▶ Extracted records

□ □ □ □ □

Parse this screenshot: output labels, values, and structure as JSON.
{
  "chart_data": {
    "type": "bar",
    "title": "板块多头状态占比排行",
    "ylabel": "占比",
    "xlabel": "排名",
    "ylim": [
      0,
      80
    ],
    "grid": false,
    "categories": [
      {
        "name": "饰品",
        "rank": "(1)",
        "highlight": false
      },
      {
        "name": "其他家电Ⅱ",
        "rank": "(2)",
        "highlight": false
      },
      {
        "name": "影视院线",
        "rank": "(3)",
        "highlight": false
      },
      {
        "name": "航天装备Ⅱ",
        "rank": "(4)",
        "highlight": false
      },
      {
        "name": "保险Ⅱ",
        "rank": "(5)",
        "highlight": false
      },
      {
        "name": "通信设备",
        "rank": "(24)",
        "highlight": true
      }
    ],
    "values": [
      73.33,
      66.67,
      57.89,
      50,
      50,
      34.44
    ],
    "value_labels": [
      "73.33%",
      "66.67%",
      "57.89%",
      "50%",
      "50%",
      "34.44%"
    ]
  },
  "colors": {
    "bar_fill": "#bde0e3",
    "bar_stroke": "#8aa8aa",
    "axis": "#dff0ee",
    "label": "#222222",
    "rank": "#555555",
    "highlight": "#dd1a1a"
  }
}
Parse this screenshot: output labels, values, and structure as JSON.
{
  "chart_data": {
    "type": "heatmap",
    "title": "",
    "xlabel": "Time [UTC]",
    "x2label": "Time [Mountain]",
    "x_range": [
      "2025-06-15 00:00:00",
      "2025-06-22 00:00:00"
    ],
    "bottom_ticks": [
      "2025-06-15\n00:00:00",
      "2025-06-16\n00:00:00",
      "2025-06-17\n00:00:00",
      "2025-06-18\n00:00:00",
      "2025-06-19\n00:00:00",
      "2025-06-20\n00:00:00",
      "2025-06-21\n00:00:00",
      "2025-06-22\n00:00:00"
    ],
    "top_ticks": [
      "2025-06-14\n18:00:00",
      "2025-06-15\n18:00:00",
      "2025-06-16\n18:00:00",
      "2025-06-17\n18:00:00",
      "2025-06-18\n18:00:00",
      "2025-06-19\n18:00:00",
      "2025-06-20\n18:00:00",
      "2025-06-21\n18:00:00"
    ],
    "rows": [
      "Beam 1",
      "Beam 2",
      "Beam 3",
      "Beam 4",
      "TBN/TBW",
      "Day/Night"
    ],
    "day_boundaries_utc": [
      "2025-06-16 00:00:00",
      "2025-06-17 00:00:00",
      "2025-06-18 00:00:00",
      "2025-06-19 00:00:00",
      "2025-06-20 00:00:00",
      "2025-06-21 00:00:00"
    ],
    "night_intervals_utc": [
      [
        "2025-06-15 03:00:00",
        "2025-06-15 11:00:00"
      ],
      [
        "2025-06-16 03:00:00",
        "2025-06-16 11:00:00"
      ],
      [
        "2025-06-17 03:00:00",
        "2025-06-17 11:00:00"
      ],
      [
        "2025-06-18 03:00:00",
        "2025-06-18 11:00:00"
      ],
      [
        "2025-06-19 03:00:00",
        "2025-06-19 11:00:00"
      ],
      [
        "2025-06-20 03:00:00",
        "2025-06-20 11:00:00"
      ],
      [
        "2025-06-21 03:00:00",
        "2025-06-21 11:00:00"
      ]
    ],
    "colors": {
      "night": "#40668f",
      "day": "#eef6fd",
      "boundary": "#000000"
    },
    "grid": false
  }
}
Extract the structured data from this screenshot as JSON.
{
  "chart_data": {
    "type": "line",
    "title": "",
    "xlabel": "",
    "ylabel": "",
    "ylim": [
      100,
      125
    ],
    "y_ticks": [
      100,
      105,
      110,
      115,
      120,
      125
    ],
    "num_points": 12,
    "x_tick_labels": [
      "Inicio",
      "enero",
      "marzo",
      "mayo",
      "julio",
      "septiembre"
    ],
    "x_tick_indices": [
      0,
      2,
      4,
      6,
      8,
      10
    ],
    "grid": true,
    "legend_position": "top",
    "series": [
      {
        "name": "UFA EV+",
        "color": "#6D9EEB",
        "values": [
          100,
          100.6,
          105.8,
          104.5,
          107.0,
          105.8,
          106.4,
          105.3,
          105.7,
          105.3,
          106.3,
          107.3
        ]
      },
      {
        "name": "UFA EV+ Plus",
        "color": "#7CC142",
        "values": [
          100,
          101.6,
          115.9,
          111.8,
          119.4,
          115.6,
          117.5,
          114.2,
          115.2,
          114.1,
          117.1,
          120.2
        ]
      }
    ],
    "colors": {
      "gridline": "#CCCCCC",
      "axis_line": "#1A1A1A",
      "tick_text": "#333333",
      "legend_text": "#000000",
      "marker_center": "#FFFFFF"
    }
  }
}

□ □ □ □ □

▶ Aim of the task
Copy every line from the entries that contains the word "rank".

▶ Task result
        "rank": "(1)",
        "rank": "(2)",
        "rank": "(3)",
        "rank": "(4)",
        "rank": "(5)",
        "rank": "(24)",
    "rank": "#555555",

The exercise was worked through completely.